Copy out every line of the data exactly.

START

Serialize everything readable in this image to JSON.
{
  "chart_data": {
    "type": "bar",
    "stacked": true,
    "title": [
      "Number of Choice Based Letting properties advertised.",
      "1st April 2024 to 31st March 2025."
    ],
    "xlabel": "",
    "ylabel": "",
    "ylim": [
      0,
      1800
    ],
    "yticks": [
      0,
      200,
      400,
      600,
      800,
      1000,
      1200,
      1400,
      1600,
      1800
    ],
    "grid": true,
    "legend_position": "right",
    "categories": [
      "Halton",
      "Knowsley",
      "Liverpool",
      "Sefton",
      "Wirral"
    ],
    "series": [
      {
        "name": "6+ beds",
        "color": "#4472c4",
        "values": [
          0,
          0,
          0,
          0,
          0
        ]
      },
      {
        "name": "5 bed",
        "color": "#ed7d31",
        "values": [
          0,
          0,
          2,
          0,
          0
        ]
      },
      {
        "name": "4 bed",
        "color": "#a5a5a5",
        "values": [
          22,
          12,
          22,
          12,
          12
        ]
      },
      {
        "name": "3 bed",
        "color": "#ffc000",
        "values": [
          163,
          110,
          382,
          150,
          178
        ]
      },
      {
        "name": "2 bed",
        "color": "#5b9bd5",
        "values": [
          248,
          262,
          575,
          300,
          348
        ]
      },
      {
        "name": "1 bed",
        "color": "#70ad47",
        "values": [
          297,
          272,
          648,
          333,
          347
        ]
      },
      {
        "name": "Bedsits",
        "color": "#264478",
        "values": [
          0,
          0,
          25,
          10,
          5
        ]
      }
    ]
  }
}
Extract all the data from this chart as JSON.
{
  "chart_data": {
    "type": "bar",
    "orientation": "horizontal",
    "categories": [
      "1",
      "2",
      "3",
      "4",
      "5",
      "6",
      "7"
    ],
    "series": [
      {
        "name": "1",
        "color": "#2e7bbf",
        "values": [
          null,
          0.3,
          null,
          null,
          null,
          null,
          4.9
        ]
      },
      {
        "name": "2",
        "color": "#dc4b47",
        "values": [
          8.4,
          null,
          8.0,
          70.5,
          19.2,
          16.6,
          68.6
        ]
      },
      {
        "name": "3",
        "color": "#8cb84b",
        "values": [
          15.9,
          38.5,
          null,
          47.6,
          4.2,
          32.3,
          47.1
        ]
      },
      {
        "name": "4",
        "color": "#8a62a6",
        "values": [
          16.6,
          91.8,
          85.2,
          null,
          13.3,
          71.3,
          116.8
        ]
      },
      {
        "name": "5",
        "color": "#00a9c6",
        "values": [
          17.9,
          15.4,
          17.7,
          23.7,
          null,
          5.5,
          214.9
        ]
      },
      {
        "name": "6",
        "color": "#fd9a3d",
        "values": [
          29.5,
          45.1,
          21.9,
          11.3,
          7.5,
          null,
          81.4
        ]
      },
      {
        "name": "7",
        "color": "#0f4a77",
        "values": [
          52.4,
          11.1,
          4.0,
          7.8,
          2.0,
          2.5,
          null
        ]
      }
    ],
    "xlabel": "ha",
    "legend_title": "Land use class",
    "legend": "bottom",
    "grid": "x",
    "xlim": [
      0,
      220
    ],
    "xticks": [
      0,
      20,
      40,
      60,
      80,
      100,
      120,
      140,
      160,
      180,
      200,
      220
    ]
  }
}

END

### THE REPLY
Serialize everything readable in this image to JSON.
{
  "chart_data": {
    "type": "bar",
    "stacked": true,
    "title": [
      "Number of Choice Based Letting properties advertised.",
      "1st April 2024 to 31st March 2025."
    ],
    "xlabel": "",
    "ylabel": "",
    "ylim": [
      0,
      1800
    ],
    "yticks": [
      0,
      200,
      400,
      600,
      800,
      1000,
      1200,
      1400,
      1600,
      1800
    ],
    "grid": true,
    "legend_position": "right",
    "categories": [
      "Halton",
      "Knowsley",
      "Liverpool",
      "Sefton",
      "Wirral"
    ],
    "series": [
      {
        "name": "6+ beds",
        "color": "#4472c4",
        "values": [
          0,
          0,
          0,
          0,
          0
        ]
      },
      {
        "name": "5 bed",
        "color": "#ed7d31",
        "values": [
          0,
          0,
          2,
          0,
          0
        ]
      },
      {
        "name": "4 bed",
        "color": "#a5a5a5",
        "values": [
          22,
          12,
          22,
          12,
          12
        ]
      },
      {
        "name": "3 bed",
        "color": "#ffc000",
        "values": [
          163,
          110,
          382,
          150,
          178
        ]
      },
      {
        "name": "2 bed",
        "color": "#5b9bd5",
        "values": [
          248,
          262,
          575,
          300,
          348
        ]
      },
      {
        "name": "1 bed",
        "color": "#70ad47",
        "values": [
          297,
          272,
          648,
          333,
          347
        ]
      },
      {
        "name": "Bedsits",
        "color": "#264478",
        "values": [
          0,
          0,
          25,
          10,
          5
        ]
      }
    ]
  }
}
Extract all the data from this chart as JSON.
{
  "chart_data": {
    "type": "bar",
    "orientation": "horizontal",
    "categories": [
      "1",
      "2",
      "3",
      "4",
      "5",
      "6",
      "7"
    ],
    "series": [
      {
        "name": "1",
        "color": "#2e7bbf",
        "values": [
          null,
          0.3,
          null,
          null,
          null,
          null,
          4.9
        ]
      },
      {
        "name": "2",
        "color": "#dc4b47",
        "values": [
          8.4,
          null,
          8.0,
          70.5,
          19.2,
          16.6,
          68.6
        ]
      },
      {
        "name": "3",
        "color": "#8cb84b",
        "values": [
          15.9,
          38.5,
          null,
          47.6,
          4.2,
          32.3,
          47.1
        ]
      },
      {
        "name": "4",
        "color": "#8a62a6",
        "values": [
          16.6,
          91.8,
          85.2,
          null,
          13.3,
          71.3,
          116.8
        ]
      },
      {
        "name": "5",
        "color": "#00a9c6",
        "values": [
          17.9,
          15.4,
          17.7,
          23.7,
          null,
          5.5,
          214.9
        ]
      },
      {
        "name": "6",
        "color": "#fd9a3d",
        "values": [
          29.5,
          45.1,
          21.9,
          11.3,
          7.5,
          null,
          81.4
        ]
      },
      {
        "name": "7",
        "color": "#0f4a77",
        "values": [
          52.4,
          11.1,
          4.0,
          7.8,
          2.0,
          2.5,
          null
        ]
      }
    ],
    "xlabel": "ha",
    "legend_title": "Land use class",
    "legend": "bottom",
    "grid": "x",
    "xlim": [
      0,
      220
    ],
    "xticks": [
      0,
      20,
      40,
      60,
      80,
      100,
      120,
      140,
      160,
      180,
      200,
      220
    ]
  }
}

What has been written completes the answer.